Source document =
Aces is HotelTonight’s consumer chat concierge service, available to guests who pay over $200 for a hotel stay on their booking platform at any of their properties in over 30 cities. It is staffed by real humans who do what concierges have always done. HotelTonight plans to roll out the Aces service to all of its locations across the world and says that the program is already a draw in attracting new booking guests. According to the company, guests who use the Aces program are 34 percent more likely to book again in 90 days.
The rise of personal technology and apps like Aces is a challenge for both hotel chains and independent properties that rely on the personal touch to differentiate themselves. As a consequence, these hotels are upping their game in what is offered through good old fashioned human skills and connectivity in order to compete, and distinguish their services from those offered by apps and bots.
Hotel Indigo, for instance, on the Lower East Side in New York City has a graffiti concierge. Christian Riberio, a graffiti artist, will answer questions about local graffiti and help guests create a customized map to help them explore local street art done by both native and international artists.
Le Richemond in Geneva (the city of high end watch-making) has a watch concierge service where guests create a watch wish list and the concierge then connects them to exclusive visits with makers like Vacheron Constantin, Roger Dubuis and Franck Muller.

Required work =
a: Using the hotel concierge text, answer these:
(i) How much must a guest pay for a hotel stay to get access to Aces?
(ii) Who serves as the graffiti concierge at Hotel Indigo?
(iii) In what city is Le Richemond located?
b: Can you reproduce the stretch of the hotel concierge text from "The rise of" through "and international artists." word for word?

Provided material =

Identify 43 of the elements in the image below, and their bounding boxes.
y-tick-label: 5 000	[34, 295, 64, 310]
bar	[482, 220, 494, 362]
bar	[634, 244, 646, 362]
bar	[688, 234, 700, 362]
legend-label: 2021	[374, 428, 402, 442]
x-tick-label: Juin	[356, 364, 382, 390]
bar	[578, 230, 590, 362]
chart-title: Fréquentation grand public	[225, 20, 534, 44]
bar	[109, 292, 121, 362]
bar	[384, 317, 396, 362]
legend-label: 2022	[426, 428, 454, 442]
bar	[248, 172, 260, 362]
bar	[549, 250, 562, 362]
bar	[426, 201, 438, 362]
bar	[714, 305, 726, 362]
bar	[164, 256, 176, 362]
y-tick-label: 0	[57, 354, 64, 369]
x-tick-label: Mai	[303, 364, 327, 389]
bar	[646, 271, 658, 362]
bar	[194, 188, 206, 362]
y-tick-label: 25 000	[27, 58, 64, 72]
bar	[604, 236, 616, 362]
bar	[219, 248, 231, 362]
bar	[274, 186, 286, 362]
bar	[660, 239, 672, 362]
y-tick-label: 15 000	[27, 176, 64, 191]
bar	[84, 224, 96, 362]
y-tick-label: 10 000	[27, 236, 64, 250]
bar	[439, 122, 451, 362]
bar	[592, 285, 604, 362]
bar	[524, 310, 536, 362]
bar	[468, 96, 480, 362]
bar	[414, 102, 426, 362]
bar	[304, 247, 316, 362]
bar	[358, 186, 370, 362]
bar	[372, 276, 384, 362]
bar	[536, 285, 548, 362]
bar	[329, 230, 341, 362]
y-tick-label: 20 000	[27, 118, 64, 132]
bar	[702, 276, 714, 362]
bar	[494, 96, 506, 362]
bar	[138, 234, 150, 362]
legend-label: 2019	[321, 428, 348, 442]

Solved problems =
a:
(i) Over $200.
(ii) Christian Riberio, a graffiti artist.
(iii) Geneva.

b:
The rise of personal technology and apps like Aces is a challenge for both hotel chains and independent properties that rely on the personal touch to differentiate themselves. As a consequence, these hotels are upping their game in what is offered through good old fashioned human skills and connectivity in order to compete, and distinguish their services from those offered by apps and bots.
Hotel Indigo, for instance, on the Lower East Side in New York City has a graffiti concierge. Christian Riberio, a graffiti artist, will answer questions about local graffiti and help guests create a customized map to help them explore local street art done by both native and international artists.